# Aim:
Every line that holds "我和我的祖国" should be shown.
## START
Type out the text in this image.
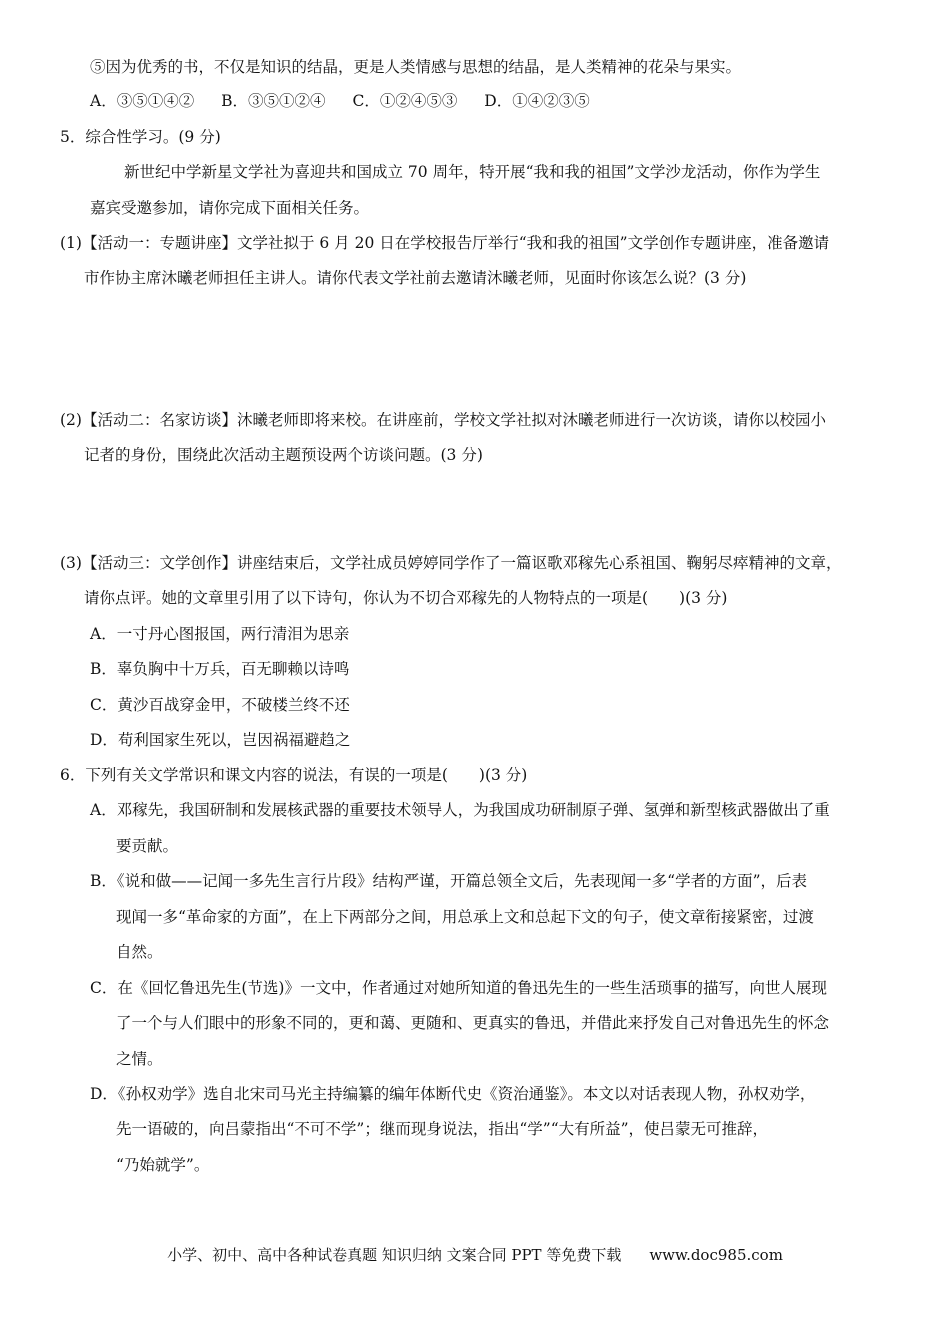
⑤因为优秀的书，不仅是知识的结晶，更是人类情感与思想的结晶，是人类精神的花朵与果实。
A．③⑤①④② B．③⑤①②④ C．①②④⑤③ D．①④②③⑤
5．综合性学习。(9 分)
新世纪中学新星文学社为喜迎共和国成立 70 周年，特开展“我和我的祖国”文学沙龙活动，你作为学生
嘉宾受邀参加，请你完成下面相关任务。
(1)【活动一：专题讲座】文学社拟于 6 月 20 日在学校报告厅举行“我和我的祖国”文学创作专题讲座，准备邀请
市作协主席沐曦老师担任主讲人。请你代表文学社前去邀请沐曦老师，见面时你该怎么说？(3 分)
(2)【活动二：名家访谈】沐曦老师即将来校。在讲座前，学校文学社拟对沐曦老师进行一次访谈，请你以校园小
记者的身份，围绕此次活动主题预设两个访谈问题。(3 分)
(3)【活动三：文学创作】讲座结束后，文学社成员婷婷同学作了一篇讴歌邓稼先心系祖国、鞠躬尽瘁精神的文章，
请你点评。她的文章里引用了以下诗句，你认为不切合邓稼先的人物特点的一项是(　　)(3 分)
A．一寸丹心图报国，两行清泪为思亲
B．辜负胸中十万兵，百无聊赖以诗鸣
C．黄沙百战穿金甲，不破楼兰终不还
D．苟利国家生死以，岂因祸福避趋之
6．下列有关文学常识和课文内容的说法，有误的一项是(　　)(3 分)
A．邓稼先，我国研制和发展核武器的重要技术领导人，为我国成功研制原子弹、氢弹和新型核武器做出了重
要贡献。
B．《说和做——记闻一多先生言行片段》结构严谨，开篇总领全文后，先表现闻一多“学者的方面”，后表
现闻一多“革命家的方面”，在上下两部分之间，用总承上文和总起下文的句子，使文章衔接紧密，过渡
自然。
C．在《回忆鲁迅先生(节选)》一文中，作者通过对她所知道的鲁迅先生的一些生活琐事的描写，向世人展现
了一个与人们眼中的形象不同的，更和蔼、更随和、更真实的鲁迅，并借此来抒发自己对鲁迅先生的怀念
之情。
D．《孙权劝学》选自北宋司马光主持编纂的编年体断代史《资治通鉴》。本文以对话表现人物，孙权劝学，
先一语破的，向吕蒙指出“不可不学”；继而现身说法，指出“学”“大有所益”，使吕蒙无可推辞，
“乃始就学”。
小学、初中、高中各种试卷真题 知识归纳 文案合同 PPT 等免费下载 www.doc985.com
## END
## START
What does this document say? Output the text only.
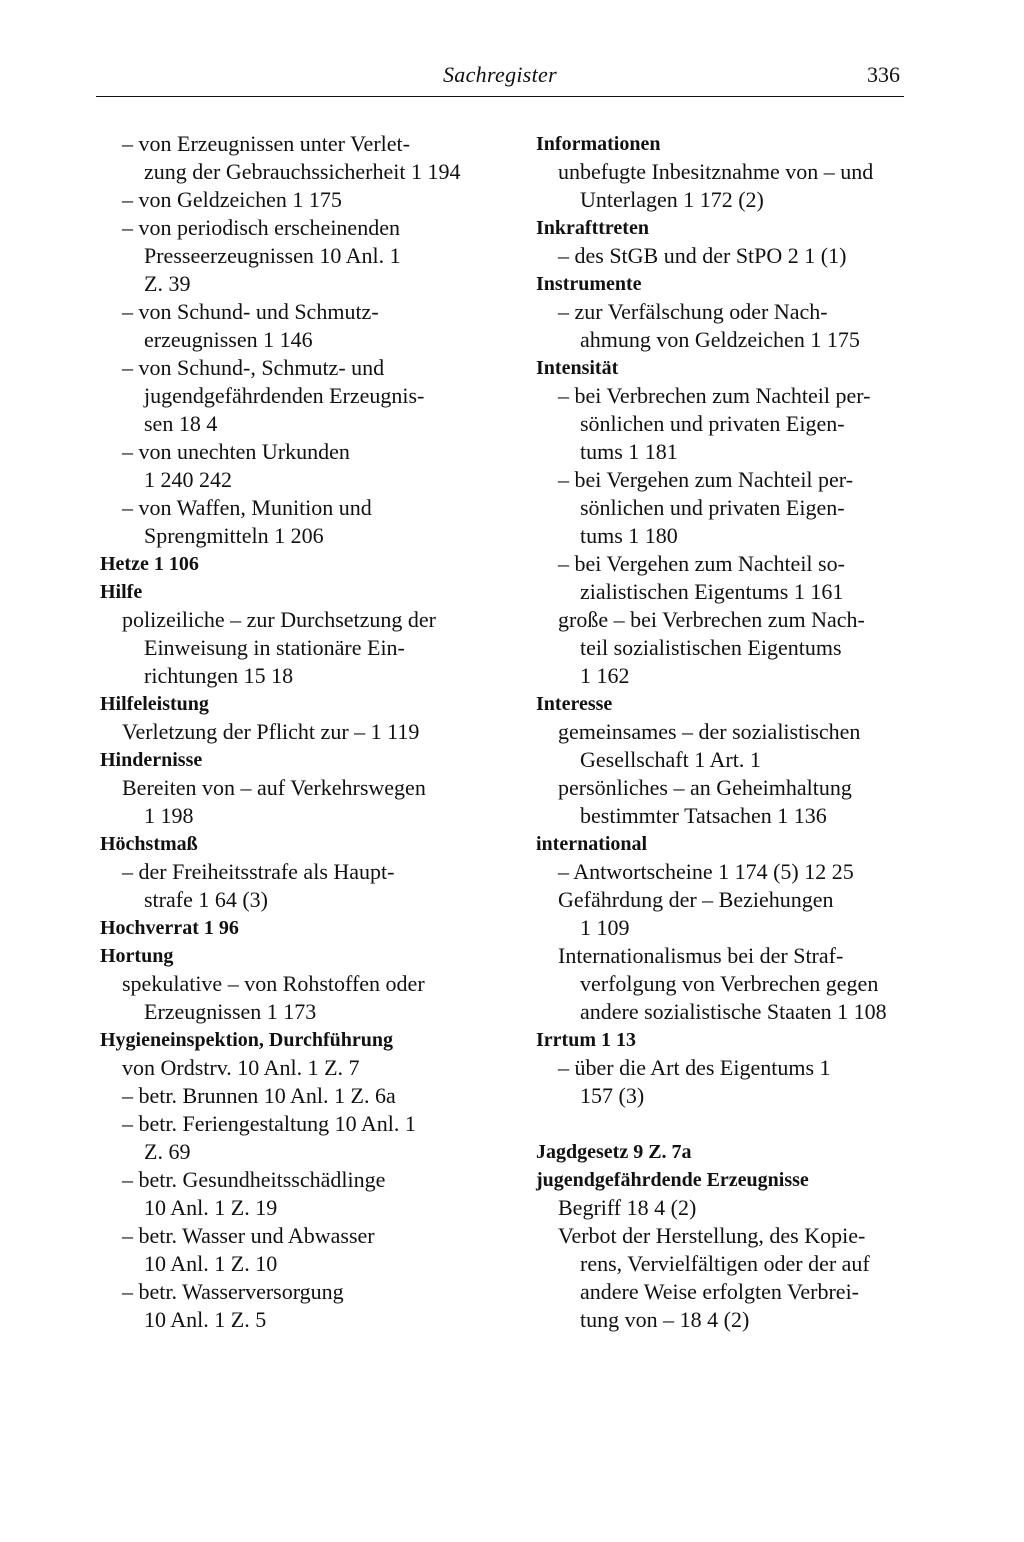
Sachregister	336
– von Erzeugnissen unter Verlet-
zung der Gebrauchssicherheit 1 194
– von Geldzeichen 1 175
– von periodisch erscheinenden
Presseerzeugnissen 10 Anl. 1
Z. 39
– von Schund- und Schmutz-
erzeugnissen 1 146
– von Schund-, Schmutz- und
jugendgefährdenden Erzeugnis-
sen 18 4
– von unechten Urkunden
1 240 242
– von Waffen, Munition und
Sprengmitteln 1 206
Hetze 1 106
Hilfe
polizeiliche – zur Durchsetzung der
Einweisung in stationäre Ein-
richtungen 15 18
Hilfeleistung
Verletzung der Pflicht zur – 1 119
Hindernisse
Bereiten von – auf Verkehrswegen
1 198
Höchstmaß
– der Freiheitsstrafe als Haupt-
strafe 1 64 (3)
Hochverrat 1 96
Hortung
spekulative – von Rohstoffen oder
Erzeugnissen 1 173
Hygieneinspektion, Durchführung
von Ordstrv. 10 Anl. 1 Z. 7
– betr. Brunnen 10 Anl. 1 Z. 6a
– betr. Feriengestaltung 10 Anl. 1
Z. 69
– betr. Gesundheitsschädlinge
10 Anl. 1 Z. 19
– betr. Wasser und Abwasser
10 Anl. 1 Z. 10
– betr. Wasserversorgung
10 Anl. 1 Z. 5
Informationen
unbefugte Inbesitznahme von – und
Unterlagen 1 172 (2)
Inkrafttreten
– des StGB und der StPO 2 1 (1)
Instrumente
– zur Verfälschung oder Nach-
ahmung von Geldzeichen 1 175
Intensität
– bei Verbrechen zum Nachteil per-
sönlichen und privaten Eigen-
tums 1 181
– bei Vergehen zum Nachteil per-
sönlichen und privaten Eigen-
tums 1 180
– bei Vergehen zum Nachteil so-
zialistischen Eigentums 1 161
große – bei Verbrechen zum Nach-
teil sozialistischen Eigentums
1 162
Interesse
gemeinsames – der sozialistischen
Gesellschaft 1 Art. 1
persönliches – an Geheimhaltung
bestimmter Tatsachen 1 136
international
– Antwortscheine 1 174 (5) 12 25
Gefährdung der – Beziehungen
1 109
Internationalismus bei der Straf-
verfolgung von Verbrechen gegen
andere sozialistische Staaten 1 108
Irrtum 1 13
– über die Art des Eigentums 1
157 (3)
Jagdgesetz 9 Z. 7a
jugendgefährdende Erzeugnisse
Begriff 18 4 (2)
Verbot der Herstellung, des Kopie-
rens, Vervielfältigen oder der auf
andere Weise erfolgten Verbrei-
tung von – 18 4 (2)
## END
## START
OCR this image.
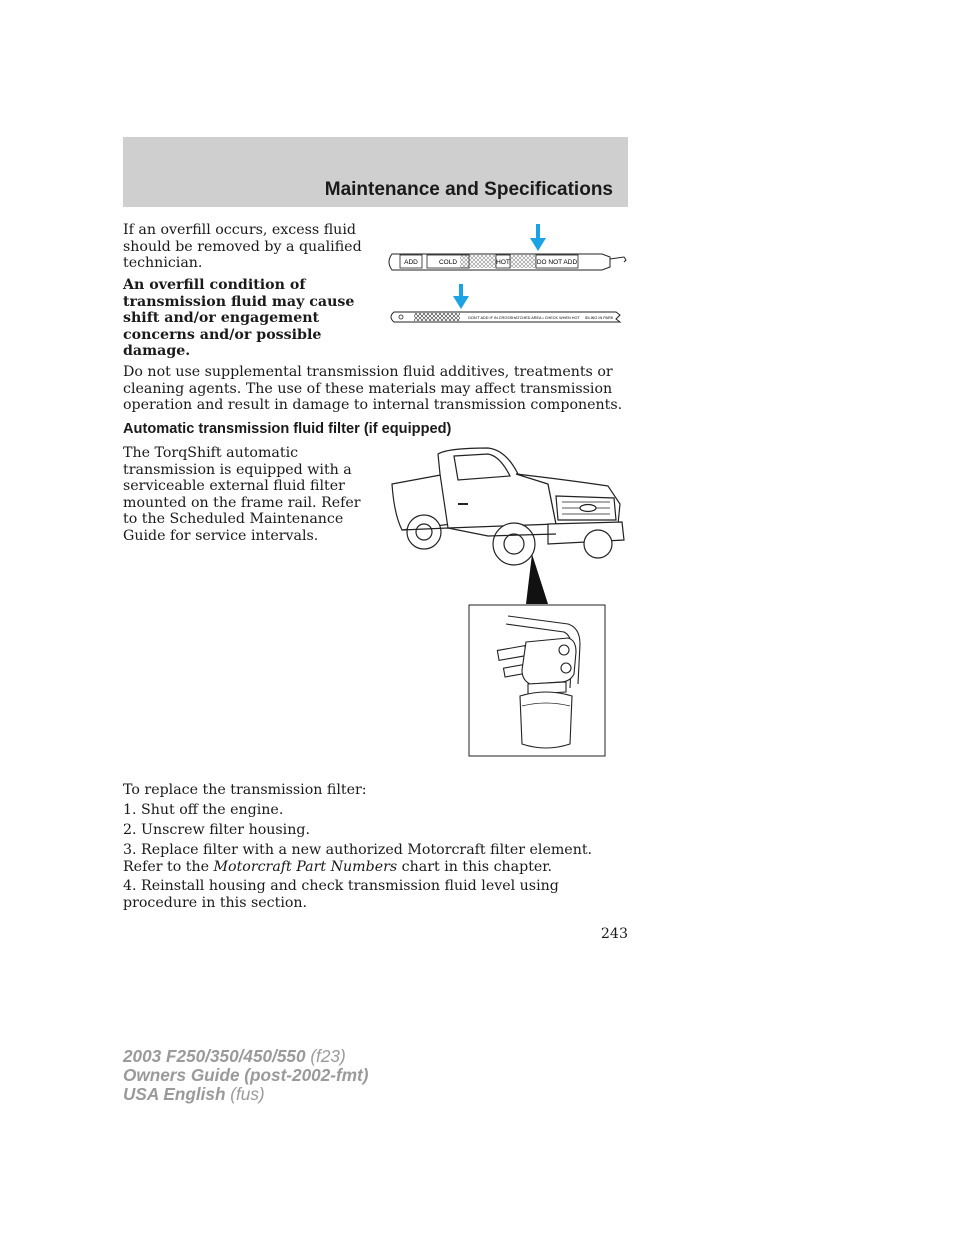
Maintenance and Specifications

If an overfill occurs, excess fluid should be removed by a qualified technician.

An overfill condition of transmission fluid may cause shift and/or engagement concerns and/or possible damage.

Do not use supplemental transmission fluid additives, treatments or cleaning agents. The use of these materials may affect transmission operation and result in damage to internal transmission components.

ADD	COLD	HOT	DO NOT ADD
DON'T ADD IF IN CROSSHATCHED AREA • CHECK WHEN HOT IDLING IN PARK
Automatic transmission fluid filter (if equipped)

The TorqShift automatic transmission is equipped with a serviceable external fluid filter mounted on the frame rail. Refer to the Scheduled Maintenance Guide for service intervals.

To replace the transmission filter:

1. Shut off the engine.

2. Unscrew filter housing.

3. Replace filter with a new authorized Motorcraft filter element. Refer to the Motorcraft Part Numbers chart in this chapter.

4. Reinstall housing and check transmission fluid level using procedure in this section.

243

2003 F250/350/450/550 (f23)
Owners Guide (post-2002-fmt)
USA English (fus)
## END
# Problem solution:
新世纪中学新星文学社为喜迎共和国成立 70 周年，特开展“我和我的祖国”文学沙龙活动，你作为学生
(1)【活动一：专题讲座】文学社拟于 6 月 20 日在学校报告厅举行“我和我的祖国”文学创作专题讲座，准备邀请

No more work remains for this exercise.